_Given instruction_
Rewrite all lines of the records below, substituting "dessert-icon" for every occurrence of "popsicle-icon" and leaving everything else unchanged. Leave the pictures out of your answer.

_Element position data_
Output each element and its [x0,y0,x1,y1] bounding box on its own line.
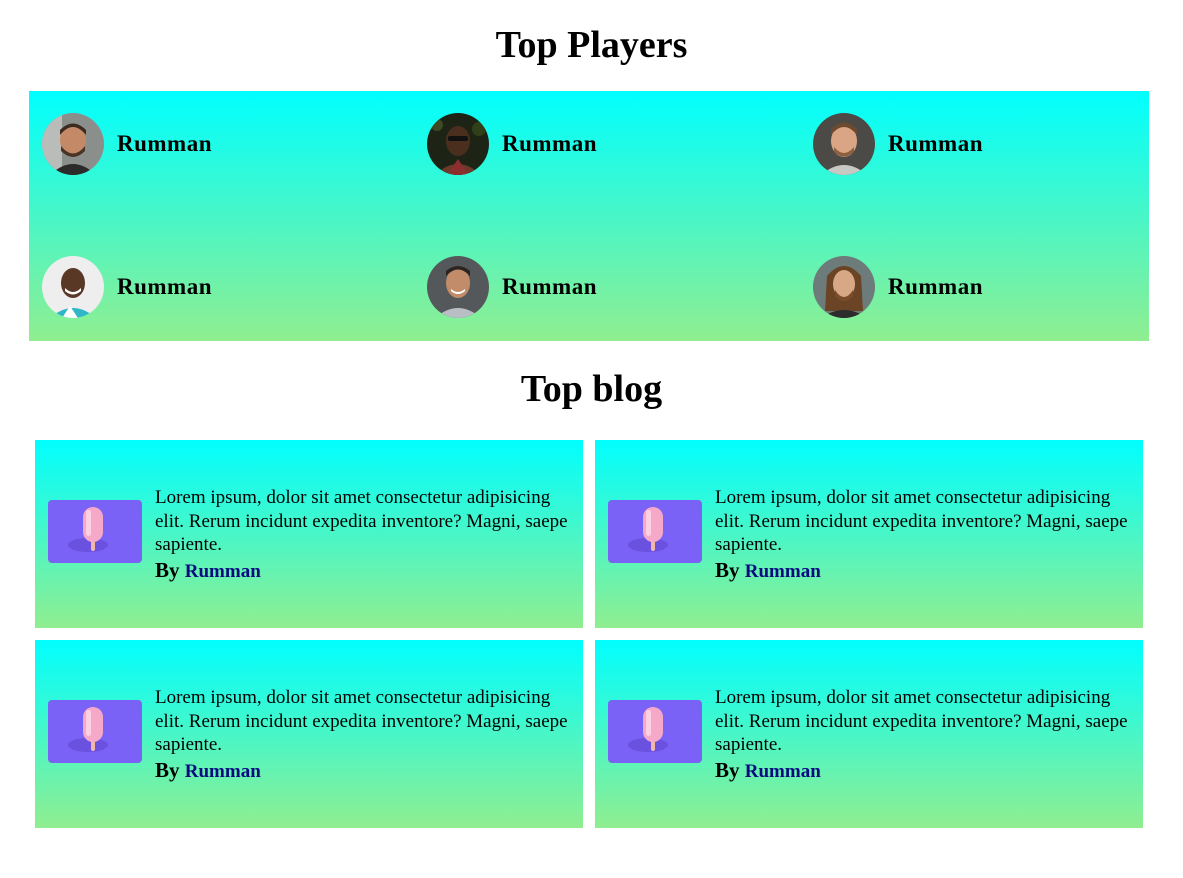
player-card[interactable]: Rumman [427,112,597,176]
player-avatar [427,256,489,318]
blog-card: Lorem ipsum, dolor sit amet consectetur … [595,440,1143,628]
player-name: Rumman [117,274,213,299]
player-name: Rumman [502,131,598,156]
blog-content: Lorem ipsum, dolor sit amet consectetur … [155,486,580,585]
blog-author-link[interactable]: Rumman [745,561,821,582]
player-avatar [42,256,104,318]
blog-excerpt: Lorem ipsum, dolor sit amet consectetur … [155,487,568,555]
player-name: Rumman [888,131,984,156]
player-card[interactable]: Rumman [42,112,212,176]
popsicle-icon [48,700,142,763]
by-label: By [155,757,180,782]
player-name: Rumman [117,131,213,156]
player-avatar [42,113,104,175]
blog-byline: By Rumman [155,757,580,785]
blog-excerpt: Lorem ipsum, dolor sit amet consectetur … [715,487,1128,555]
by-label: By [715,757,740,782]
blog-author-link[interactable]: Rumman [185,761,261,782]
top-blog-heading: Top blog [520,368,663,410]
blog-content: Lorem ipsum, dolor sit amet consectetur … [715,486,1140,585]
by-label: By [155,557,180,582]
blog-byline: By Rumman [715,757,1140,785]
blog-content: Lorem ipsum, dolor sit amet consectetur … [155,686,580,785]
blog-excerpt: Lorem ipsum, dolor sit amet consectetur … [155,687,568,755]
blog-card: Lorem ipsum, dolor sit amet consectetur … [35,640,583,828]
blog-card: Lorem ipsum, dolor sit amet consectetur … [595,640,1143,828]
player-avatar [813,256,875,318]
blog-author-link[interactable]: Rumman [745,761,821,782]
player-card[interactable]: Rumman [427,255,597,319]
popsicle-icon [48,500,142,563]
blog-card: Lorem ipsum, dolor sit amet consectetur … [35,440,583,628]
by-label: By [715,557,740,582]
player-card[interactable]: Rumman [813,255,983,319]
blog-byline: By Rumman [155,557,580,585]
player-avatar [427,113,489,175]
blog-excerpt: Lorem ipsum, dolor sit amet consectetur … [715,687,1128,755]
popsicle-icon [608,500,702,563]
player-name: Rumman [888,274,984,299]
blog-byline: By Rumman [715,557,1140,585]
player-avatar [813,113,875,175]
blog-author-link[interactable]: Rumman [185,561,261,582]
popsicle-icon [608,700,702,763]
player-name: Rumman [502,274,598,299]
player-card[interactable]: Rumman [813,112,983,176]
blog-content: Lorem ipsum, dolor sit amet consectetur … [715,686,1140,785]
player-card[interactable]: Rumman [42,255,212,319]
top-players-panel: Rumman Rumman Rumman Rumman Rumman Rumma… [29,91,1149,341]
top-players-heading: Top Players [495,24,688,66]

_The completed task_
Output each element and its [x0,y0,x1,y1] bounding box on its own line.
player-card[interactable]: Rumman [427,112,597,176]
player-avatar [427,256,489,318]
blog-card: Lorem ipsum, dolor sit amet consectetur … [595,440,1143,628]
player-name: Rumman [117,274,213,299]
player-name: Rumman [502,131,598,156]
blog-content: Lorem ipsum, dolor sit amet consectetur … [155,486,580,585]
blog-author-link[interactable]: Rumman [745,561,821,582]
player-avatar [42,256,104,318]
blog-excerpt: Lorem ipsum, dolor sit amet consectetur … [155,487,568,555]
player-name: Rumman [888,131,984,156]
player-card[interactable]: Rumman [42,112,212,176]
dessert-icon [48,700,142,763]
by-label: By [155,757,180,782]
player-name: Rumman [117,131,213,156]
player-avatar [42,113,104,175]
blog-byline: By Rumman [155,757,580,785]
blog-excerpt: Lorem ipsum, dolor sit amet consectetur … [715,487,1128,555]
by-label: By [715,757,740,782]
blog-author-link[interactable]: Rumman [185,761,261,782]
top-blog-heading: Top blog [520,368,663,410]
blog-content: Lorem ipsum, dolor sit amet consectetur … [715,486,1140,585]
by-label: By [155,557,180,582]
blog-byline: By Rumman [715,757,1140,785]
blog-content: Lorem ipsum, dolor sit amet consectetur … [155,686,580,785]
blog-excerpt: Lorem ipsum, dolor sit amet consectetur … [155,687,568,755]
blog-card: Lorem ipsum, dolor sit amet consectetur … [35,640,583,828]
blog-card: Lorem ipsum, dolor sit amet consectetur … [595,640,1143,828]
player-avatar [813,256,875,318]
blog-author-link[interactable]: Rumman [745,761,821,782]
player-card[interactable]: Rumman [427,255,597,319]
dessert-icon [48,500,142,563]
blog-card: Lorem ipsum, dolor sit amet consectetur … [35,440,583,628]
by-label: By [715,557,740,582]
player-card[interactable]: Rumman [813,255,983,319]
blog-byline: By Rumman [155,557,580,585]
player-avatar [427,113,489,175]
blog-excerpt: Lorem ipsum, dolor sit amet consectetur … [715,687,1128,755]
dessert-icon [608,500,702,563]
player-name: Rumman [888,274,984,299]
blog-byline: By Rumman [715,557,1140,585]
player-avatar [813,113,875,175]
blog-author-link[interactable]: Rumman [185,561,261,582]
dessert-icon [608,700,702,763]
player-name: Rumman [502,274,598,299]
player-card[interactable]: Rumman [813,112,983,176]
blog-content: Lorem ipsum, dolor sit amet consectetur … [715,686,1140,785]
player-card[interactable]: Rumman [42,255,212,319]
top-players-panel: Rumman Rumman Rumman Rumman Rumman Rumma… [29,91,1149,341]
top-players-heading: Top Players [495,24,688,66]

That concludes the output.